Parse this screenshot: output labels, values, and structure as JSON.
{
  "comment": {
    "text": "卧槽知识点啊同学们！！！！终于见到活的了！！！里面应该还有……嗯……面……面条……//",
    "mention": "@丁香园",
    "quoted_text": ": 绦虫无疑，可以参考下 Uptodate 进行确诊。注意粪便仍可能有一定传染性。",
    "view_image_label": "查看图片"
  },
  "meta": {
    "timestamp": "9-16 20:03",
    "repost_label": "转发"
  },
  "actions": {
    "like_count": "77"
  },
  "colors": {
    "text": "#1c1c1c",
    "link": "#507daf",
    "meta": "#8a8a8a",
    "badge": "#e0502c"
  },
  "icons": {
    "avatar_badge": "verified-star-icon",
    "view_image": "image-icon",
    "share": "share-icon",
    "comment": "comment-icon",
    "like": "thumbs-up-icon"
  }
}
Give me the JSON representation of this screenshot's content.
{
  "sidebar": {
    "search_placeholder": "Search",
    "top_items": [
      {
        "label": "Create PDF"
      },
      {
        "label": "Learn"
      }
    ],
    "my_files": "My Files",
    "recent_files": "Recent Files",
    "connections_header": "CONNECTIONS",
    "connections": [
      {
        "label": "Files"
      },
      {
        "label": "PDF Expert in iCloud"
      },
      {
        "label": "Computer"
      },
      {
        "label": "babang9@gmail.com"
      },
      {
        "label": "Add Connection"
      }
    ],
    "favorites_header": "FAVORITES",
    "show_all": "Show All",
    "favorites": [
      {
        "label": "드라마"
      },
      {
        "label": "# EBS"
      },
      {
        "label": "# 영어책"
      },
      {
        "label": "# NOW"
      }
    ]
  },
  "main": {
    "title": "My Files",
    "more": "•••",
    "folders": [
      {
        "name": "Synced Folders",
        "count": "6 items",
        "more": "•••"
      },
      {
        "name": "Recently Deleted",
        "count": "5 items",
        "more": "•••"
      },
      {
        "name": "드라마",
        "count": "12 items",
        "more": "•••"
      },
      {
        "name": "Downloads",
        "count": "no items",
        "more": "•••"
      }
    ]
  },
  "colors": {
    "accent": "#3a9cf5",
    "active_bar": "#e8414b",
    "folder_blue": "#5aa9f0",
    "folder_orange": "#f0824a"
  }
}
##########
**What the exercise asks:** Among the lines of the data, identify those with the word "screenshot". Copy each of them.

**Expected answer:**
Parse this screenshot: output labels, values, and structure as JSON.
Give me the JSON representation of this screenshot's content.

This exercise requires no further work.